*GIVEN REQUEST*
Copy the items below verbatim, from their first line up to and including the line with "macd-bar (365, 480, 370, 492)".

*GIVEN RECORDS*
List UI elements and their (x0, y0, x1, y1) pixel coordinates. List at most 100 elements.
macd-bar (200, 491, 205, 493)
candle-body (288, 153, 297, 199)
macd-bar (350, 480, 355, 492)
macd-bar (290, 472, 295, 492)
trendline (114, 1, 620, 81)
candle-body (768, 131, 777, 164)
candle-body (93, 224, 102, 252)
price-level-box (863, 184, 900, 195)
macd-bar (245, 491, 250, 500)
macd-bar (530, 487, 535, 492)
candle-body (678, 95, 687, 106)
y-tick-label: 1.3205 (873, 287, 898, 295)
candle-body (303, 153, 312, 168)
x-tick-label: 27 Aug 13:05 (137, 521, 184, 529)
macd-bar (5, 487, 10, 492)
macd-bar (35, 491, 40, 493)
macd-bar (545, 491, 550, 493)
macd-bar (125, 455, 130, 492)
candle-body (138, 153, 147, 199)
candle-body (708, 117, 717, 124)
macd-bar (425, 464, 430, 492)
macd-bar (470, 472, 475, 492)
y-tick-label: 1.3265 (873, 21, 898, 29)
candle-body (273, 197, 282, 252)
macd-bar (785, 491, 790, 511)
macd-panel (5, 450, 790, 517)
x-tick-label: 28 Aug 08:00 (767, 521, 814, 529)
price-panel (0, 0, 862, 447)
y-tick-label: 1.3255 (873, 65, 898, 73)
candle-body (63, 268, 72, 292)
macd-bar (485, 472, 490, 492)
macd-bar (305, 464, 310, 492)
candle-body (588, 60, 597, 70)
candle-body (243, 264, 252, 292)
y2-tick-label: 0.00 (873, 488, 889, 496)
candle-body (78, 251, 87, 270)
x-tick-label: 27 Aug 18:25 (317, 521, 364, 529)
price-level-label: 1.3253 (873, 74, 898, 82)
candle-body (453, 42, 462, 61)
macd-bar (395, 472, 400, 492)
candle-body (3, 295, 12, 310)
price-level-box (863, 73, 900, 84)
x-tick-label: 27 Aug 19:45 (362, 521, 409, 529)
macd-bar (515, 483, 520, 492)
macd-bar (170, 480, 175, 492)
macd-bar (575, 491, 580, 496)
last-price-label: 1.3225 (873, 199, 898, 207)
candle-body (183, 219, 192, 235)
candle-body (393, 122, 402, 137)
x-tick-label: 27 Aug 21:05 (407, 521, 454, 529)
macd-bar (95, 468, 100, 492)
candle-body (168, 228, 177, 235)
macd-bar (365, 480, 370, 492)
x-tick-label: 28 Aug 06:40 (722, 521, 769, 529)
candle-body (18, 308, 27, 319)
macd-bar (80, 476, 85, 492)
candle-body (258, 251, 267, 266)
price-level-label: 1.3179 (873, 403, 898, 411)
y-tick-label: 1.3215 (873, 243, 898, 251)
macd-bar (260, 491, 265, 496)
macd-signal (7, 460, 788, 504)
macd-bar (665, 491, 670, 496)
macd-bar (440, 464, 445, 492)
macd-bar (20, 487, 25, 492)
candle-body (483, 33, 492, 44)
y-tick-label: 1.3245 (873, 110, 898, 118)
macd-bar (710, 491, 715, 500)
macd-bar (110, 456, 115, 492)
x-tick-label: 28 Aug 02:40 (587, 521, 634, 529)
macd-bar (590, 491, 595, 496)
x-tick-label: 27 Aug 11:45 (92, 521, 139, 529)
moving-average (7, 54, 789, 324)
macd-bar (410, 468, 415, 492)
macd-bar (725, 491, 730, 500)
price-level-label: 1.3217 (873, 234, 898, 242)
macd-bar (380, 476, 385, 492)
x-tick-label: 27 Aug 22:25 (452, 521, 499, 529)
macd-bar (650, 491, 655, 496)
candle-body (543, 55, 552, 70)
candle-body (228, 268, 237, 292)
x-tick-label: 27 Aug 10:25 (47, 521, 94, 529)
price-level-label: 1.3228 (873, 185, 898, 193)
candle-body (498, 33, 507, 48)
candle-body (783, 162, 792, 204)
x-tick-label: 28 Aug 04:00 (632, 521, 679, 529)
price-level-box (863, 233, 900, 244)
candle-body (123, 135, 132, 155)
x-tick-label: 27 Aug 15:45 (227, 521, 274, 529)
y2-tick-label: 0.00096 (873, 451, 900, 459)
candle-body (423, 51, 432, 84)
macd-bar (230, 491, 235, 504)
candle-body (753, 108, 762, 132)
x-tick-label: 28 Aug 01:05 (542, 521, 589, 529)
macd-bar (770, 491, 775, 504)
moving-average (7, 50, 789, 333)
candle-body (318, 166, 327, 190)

*WRITTEN RESPONSE*
List UI elements and their (x0, y0, x1, y1) pixel coordinates. List at most 100 elements.
macd-bar (200, 491, 205, 493)
candle-body (288, 153, 297, 199)
macd-bar (350, 480, 355, 492)
macd-bar (290, 472, 295, 492)
trendline (114, 1, 620, 81)
candle-body (768, 131, 777, 164)
candle-body (93, 224, 102, 252)
price-level-box (863, 184, 900, 195)
macd-bar (245, 491, 250, 500)
macd-bar (530, 487, 535, 492)
candle-body (678, 95, 687, 106)
y-tick-label: 1.3205 (873, 287, 898, 295)
candle-body (303, 153, 312, 168)
x-tick-label: 27 Aug 13:05 (137, 521, 184, 529)
macd-bar (5, 487, 10, 492)
macd-bar (35, 491, 40, 493)
macd-bar (545, 491, 550, 493)
macd-bar (125, 455, 130, 492)
candle-body (138, 153, 147, 199)
candle-body (708, 117, 717, 124)
macd-bar (425, 464, 430, 492)
macd-bar (470, 472, 475, 492)
y-tick-label: 1.3265 (873, 21, 898, 29)
candle-body (273, 197, 282, 252)
macd-bar (785, 491, 790, 511)
macd-panel (5, 450, 790, 517)
x-tick-label: 28 Aug 08:00 (767, 521, 814, 529)
price-panel (0, 0, 862, 447)
y-tick-label: 1.3255 (873, 65, 898, 73)
candle-body (63, 268, 72, 292)
macd-bar (485, 472, 490, 492)
macd-bar (305, 464, 310, 492)
candle-body (588, 60, 597, 70)
candle-body (243, 264, 252, 292)
y2-tick-label: 0.00 (873, 488, 889, 496)
candle-body (78, 251, 87, 270)
x-tick-label: 27 Aug 18:25 (317, 521, 364, 529)
price-level-label: 1.3253 (873, 74, 898, 82)
candle-body (453, 42, 462, 61)
macd-bar (395, 472, 400, 492)
candle-body (3, 295, 12, 310)
price-level-box (863, 73, 900, 84)
x-tick-label: 27 Aug 19:45 (362, 521, 409, 529)
macd-bar (515, 483, 520, 492)
macd-bar (170, 480, 175, 492)
macd-bar (575, 491, 580, 496)
last-price-label: 1.3225 (873, 199, 898, 207)
candle-body (183, 219, 192, 235)
candle-body (393, 122, 402, 137)
x-tick-label: 27 Aug 21:05 (407, 521, 454, 529)
macd-bar (95, 468, 100, 492)
candle-body (168, 228, 177, 235)
macd-bar (365, 480, 370, 492)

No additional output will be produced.